Please count how many lines below contain the word "from" and reply with only that number.

## Exercise material
*** Begin section ***

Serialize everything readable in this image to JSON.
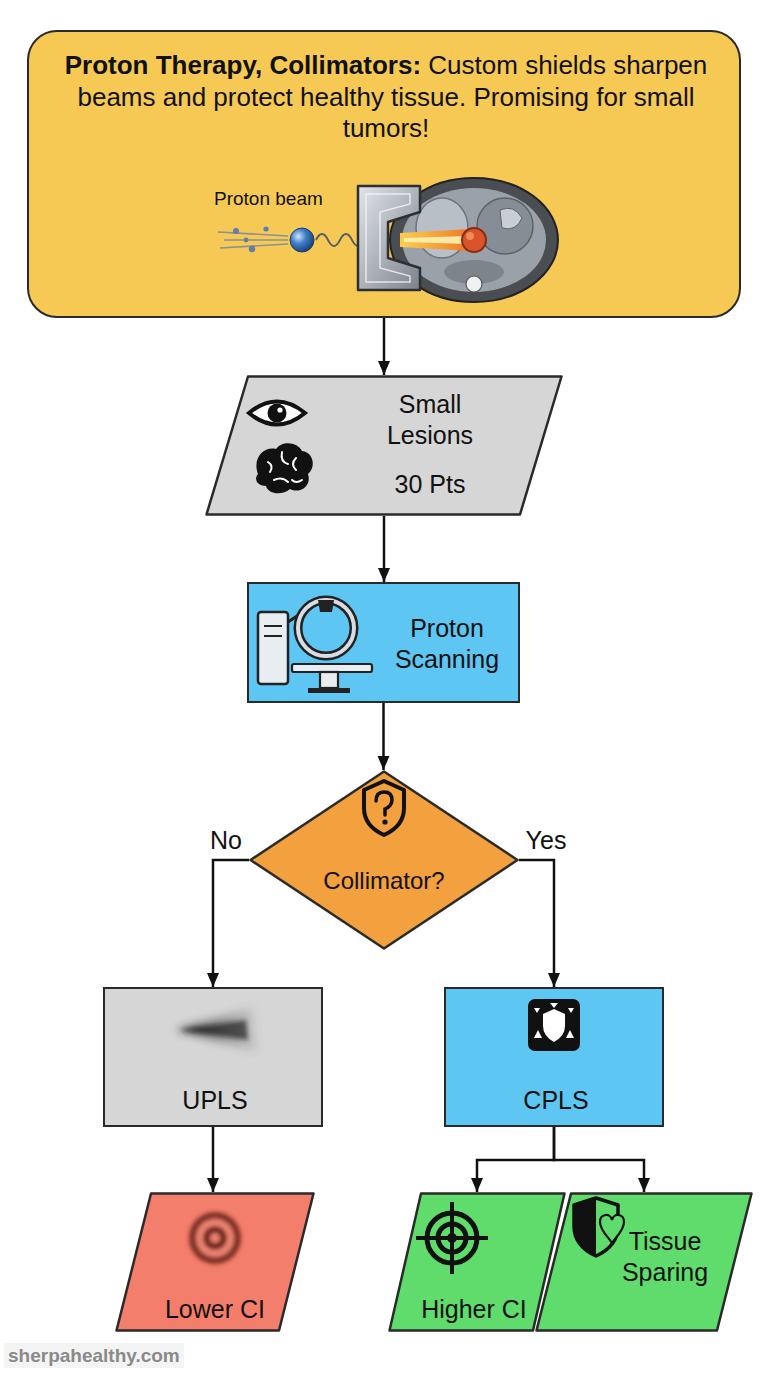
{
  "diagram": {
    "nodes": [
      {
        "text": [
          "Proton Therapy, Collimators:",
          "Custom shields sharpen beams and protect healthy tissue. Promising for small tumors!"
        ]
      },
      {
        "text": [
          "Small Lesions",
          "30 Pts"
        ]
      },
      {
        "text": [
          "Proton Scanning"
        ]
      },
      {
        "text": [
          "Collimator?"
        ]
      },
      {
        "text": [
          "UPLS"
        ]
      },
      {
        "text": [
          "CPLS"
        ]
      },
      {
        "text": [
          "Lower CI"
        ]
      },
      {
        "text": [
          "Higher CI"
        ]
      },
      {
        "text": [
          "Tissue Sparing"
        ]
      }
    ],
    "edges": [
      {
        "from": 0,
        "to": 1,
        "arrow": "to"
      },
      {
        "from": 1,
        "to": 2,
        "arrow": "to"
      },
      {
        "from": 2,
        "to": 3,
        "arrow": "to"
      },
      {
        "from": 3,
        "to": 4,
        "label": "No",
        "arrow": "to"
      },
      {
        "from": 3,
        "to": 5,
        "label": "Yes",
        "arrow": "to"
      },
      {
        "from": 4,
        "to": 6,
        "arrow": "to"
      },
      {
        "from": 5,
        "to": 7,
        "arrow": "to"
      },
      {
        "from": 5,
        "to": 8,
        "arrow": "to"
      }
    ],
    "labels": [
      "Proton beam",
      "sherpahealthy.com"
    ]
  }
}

*** End section ***
*** Begin section ***

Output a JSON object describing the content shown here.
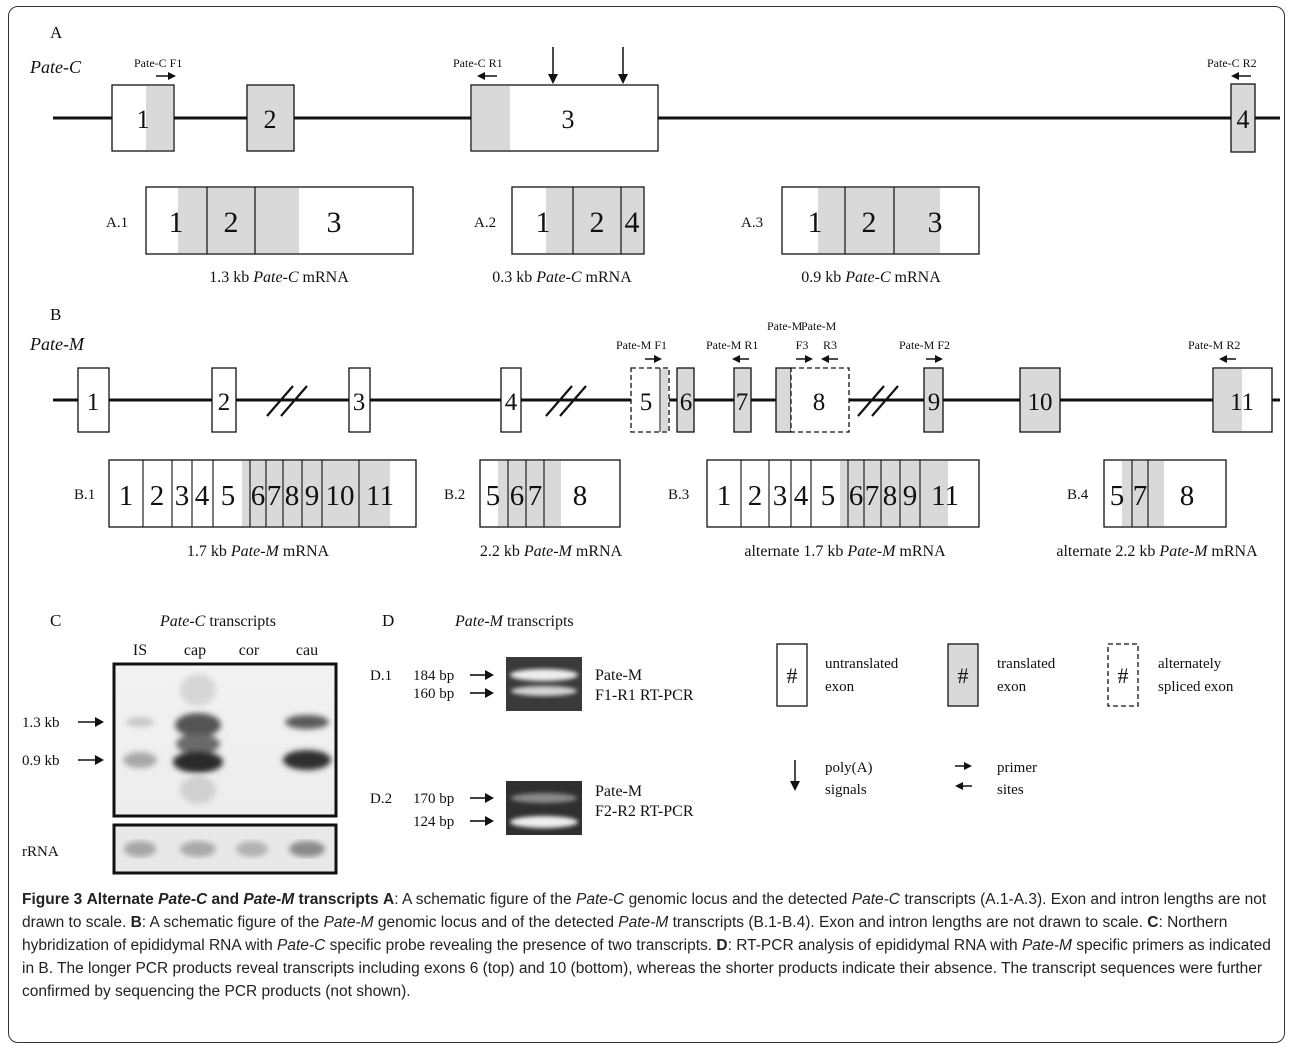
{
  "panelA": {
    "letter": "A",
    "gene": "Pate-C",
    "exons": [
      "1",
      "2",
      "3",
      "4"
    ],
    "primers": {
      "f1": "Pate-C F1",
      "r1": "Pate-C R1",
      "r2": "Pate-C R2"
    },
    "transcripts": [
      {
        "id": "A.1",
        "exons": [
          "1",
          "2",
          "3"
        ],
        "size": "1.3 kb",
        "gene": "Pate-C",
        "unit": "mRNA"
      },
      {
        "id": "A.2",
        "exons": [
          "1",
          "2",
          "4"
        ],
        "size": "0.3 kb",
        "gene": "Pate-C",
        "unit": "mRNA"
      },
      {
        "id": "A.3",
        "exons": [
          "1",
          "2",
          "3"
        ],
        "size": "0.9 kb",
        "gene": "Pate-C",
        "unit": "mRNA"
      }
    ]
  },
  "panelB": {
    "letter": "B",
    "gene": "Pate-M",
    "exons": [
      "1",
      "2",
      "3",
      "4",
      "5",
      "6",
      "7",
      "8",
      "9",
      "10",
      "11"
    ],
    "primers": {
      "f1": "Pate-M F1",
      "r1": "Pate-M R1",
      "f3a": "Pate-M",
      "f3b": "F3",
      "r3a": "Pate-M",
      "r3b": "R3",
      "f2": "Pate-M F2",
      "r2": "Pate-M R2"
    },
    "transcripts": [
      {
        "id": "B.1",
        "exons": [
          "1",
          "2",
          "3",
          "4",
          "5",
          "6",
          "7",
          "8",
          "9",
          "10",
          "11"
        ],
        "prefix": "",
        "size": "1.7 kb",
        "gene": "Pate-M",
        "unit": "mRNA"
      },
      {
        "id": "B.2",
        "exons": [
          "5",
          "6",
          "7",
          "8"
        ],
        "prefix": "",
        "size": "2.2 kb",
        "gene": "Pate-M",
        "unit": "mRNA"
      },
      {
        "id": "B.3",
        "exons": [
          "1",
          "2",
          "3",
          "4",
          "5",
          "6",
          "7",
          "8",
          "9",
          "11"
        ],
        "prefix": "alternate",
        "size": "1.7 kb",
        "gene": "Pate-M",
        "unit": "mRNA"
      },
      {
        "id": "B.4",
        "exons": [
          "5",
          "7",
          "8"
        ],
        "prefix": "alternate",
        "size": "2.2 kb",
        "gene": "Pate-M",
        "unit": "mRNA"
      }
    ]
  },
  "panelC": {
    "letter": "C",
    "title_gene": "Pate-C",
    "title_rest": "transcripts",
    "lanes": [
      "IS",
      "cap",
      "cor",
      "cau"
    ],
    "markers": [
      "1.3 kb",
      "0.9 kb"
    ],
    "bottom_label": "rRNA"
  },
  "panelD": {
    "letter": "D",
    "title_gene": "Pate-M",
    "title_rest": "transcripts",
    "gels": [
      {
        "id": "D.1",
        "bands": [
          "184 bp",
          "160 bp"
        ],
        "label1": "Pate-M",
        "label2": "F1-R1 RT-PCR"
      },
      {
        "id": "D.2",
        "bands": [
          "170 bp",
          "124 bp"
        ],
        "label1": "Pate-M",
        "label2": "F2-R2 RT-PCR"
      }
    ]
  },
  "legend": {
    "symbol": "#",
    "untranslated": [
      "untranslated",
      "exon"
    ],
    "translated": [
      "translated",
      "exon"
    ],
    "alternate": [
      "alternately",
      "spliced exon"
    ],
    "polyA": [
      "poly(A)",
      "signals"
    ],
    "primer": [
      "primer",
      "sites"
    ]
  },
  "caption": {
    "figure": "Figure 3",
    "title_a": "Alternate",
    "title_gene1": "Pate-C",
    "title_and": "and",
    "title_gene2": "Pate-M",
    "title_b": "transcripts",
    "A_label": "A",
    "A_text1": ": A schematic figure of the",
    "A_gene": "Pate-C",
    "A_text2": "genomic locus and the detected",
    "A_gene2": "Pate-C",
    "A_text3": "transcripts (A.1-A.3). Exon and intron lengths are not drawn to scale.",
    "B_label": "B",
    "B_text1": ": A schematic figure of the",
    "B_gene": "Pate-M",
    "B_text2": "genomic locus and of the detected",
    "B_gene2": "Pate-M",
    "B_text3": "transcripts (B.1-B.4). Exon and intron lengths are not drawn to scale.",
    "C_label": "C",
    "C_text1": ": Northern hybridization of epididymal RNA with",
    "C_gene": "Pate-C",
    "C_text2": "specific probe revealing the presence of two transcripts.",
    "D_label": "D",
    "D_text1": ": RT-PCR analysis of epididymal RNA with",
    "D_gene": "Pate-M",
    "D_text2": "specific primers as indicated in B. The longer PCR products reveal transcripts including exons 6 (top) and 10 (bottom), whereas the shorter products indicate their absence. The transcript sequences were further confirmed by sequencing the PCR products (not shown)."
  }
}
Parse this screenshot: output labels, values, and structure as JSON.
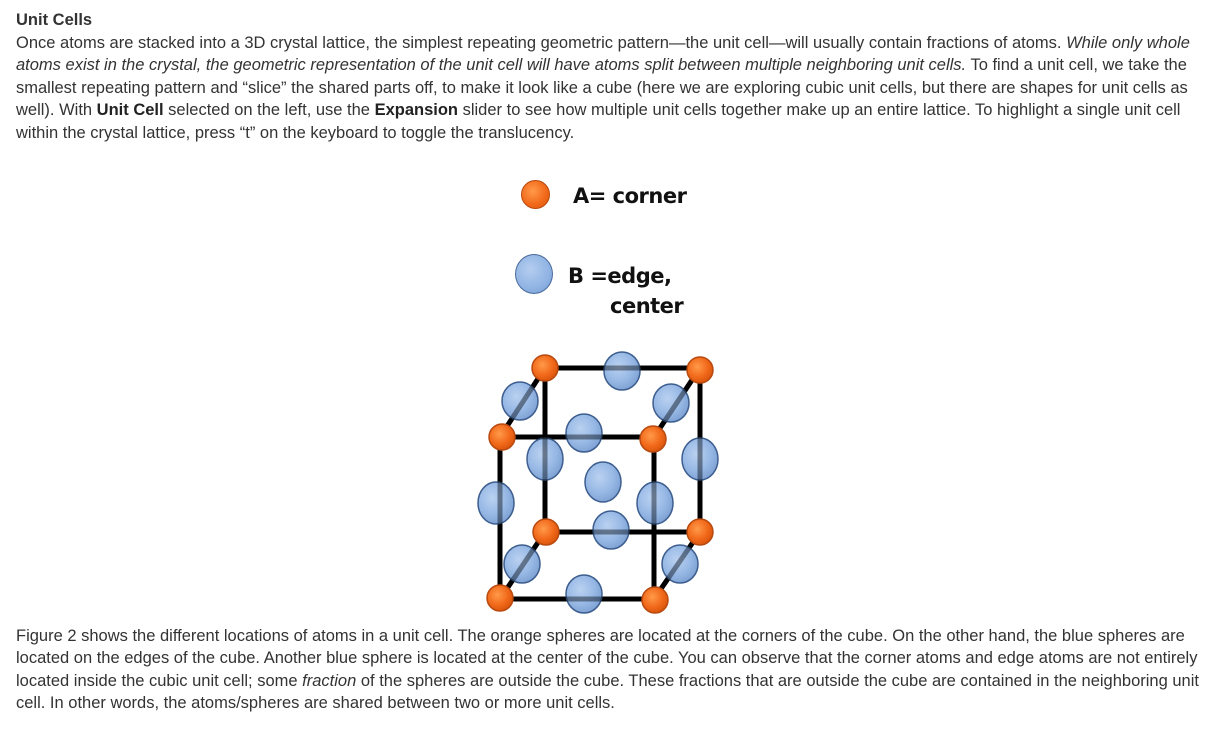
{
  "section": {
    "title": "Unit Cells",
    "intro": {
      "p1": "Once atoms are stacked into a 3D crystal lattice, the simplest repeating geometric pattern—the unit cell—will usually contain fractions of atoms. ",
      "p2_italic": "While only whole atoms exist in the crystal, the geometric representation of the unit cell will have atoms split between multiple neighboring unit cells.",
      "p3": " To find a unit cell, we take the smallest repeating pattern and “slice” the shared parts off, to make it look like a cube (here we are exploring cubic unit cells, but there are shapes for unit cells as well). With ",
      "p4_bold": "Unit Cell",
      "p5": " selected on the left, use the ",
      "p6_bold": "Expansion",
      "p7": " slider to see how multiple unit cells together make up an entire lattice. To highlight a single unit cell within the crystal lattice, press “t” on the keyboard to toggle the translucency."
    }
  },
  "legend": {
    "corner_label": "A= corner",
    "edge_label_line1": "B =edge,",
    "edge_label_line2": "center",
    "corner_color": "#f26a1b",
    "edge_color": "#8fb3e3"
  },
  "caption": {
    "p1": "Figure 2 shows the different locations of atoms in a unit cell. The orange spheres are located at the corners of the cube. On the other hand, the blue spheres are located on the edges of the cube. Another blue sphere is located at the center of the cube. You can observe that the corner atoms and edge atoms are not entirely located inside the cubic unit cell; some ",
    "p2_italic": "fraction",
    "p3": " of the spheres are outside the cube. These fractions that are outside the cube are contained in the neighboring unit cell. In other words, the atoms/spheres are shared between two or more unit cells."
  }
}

*** End section ***

## Answer below
8